Gather, from the listing beneath this task, every line holding the string "Played".

[Collection entries]
☆ ☆ ☆ ☆ ☆ ☆ ☆
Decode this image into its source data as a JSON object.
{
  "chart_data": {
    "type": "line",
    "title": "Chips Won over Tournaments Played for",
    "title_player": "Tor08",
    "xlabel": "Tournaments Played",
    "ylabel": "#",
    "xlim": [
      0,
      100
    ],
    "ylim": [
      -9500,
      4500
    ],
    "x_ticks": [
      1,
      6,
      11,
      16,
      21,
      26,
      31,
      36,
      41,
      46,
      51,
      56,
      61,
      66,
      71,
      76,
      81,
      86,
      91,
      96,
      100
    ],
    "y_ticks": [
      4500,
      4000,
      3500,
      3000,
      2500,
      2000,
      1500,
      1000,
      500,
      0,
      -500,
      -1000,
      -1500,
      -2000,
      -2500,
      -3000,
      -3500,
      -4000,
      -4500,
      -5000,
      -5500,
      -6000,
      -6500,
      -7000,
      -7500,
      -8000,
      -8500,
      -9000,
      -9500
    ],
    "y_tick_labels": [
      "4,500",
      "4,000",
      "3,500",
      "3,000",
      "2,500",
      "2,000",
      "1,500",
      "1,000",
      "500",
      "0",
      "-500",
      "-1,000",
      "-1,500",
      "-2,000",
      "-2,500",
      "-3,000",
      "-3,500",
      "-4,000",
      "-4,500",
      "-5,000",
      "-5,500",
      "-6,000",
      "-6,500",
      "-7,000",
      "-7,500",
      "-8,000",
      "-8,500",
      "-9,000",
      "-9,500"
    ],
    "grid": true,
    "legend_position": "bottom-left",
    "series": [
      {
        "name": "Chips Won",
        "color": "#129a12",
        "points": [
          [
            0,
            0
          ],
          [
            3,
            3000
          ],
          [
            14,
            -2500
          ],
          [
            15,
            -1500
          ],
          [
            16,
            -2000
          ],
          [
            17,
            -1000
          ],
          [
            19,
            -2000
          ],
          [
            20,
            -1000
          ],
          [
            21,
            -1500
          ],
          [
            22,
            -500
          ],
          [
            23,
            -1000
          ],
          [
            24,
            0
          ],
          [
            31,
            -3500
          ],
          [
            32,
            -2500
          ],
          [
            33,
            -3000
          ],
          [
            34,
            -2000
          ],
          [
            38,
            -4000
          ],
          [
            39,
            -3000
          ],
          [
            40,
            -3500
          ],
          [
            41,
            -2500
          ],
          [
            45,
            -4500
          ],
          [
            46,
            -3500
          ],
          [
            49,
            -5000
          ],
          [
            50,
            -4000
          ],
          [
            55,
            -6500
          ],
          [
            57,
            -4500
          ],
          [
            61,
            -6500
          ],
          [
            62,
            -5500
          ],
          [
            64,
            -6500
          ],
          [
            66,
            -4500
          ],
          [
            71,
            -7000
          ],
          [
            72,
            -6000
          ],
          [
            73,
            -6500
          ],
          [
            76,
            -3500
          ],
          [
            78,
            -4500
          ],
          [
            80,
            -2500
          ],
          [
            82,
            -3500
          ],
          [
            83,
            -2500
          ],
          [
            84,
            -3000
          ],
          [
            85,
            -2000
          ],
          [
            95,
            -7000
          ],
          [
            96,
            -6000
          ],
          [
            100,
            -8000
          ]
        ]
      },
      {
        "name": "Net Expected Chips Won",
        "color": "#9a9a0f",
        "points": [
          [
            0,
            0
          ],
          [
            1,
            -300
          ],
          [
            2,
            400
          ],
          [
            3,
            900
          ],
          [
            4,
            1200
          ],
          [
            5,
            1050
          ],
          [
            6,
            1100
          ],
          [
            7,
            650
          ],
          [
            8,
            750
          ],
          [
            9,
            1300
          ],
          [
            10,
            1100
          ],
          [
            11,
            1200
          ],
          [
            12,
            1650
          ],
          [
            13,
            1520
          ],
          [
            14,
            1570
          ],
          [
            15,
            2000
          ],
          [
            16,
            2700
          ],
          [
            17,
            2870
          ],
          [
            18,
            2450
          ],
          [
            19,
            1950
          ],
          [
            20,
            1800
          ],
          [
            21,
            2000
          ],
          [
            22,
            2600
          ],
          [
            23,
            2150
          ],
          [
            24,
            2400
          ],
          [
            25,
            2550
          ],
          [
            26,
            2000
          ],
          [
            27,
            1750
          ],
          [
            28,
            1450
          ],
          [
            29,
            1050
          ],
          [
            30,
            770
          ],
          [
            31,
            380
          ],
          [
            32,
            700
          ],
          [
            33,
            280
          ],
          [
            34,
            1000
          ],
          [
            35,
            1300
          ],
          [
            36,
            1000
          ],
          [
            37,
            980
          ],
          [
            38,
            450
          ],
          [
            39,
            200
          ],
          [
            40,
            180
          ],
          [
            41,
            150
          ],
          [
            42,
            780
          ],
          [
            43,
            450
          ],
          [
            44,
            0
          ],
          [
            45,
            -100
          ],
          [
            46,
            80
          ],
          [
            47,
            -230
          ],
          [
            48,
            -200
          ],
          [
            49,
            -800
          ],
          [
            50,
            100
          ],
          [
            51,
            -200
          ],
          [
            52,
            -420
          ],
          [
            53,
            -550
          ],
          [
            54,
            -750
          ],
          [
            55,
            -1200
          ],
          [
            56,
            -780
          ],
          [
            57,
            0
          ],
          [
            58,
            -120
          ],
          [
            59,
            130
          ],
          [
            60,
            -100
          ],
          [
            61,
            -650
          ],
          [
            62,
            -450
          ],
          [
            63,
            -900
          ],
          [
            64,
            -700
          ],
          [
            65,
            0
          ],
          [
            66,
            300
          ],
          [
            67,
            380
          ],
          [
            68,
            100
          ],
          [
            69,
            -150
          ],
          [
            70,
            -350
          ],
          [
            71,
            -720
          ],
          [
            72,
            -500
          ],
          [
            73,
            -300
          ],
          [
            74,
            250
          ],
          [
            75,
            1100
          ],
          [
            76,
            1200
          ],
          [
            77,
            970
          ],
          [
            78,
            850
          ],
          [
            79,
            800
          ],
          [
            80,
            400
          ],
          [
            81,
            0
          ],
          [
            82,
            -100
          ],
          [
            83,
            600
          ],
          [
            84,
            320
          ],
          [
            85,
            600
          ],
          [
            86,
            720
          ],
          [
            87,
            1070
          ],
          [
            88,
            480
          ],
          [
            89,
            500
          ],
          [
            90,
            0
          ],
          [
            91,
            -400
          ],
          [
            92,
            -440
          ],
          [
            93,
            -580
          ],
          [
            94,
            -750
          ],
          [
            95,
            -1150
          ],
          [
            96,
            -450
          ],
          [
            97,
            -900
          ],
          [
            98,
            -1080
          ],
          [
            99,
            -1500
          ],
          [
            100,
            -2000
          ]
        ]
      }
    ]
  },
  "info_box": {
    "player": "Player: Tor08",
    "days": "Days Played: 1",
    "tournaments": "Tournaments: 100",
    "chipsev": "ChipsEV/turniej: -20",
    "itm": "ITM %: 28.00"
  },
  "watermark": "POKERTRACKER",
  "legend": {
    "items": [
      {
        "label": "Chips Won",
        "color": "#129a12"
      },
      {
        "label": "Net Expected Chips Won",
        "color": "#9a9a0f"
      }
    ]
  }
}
☆ ☆ ☆ ☆ ☆ ☆ ☆
Task solution
    "title": "Chips Won over Tournaments Played for",
    "xlabel": "Tournaments Played",
    "days": "Days Played: 1",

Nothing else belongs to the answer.